■ **PROBLEM TO SOLVE**
Restate all of the data exactly.

====== EXERCISE DATA

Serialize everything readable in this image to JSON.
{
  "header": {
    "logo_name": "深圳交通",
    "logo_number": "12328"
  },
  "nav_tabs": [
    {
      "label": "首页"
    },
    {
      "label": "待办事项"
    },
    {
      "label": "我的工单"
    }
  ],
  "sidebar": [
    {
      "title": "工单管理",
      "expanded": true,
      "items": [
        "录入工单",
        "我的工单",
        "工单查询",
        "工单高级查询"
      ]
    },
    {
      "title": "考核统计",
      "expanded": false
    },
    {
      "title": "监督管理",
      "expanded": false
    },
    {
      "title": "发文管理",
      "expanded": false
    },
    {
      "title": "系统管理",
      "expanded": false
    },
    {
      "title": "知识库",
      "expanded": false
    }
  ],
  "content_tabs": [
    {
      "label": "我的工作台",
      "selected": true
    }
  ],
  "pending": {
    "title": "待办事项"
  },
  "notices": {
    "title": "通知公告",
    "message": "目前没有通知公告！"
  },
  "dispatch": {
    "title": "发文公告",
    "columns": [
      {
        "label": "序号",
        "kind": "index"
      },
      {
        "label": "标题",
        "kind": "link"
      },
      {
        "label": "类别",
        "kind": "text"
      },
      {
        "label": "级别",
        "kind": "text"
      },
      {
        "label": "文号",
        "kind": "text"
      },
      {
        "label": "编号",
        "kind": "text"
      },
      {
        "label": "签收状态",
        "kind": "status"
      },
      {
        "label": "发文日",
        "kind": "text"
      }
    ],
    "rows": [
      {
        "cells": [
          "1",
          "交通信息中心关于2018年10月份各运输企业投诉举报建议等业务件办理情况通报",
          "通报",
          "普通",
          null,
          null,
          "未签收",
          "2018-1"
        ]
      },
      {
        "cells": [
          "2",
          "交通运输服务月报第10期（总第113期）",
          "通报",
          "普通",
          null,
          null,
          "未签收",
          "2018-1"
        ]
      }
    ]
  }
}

============

■ **TASK ANSWER**
Serialize everything readable in this image to JSON.
{
  "header": {
    "logo_name": "深圳交通",
    "logo_number": "12328"
  },
  "nav_tabs": [
    {
      "label": "首页"
    },
    {
      "label": "待办事项"
    },
    {
      "label": "我的工单"
    }
  ],
  "sidebar": [
    {
      "title": "工单管理",
      "expanded": true,
      "items": [
        "录入工单",
        "我的工单",
        "工单查询",
        "工单高级查询"
      ]
    },
    {
      "title": "考核统计",
      "expanded": false
    },
    {
      "title": "监督管理",
      "expanded": false
    },
    {
      "title": "发文管理",
      "expanded": false
    },
    {
      "title": "系统管理",
      "expanded": false
    },
    {
      "title": "知识库",
      "expanded": false
    }
  ],
  "content_tabs": [
    {
      "label": "我的工作台",
      "selected": true
    }
  ],
  "pending": {
    "title": "待办事项"
  },
  "notices": {
    "title": "通知公告",
    "message": "目前没有通知公告！"
  },
  "dispatch": {
    "title": "发文公告",
    "columns": [
      {
        "label": "序号",
        "kind": "index"
      },
      {
        "label": "标题",
        "kind": "link"
      },
      {
        "label": "类别",
        "kind": "text"
      },
      {
        "label": "级别",
        "kind": "text"
      },
      {
        "label": "文号",
        "kind": "text"
      },
      {
        "label": "编号",
        "kind": "text"
      },
      {
        "label": "签收状态",
        "kind": "status"
      },
      {
        "label": "发文日",
        "kind": "text"
      }
    ],
    "rows": [
      {
        "cells": [
          "1",
          "交通信息中心关于2018年10月份各运输企业投诉举报建议等业务件办理情况通报",
          "通报",
          "普通",
          null,
          null,
          "未签收",
          "2018-1"
        ]
      },
      {
        "cells": [
          "2",
          "交通运输服务月报第10期（总第113期）",
          "通报",
          "普通",
          null,
          null,
          "未签收",
          "2018-1"
        ]
      }
    ]
  }
}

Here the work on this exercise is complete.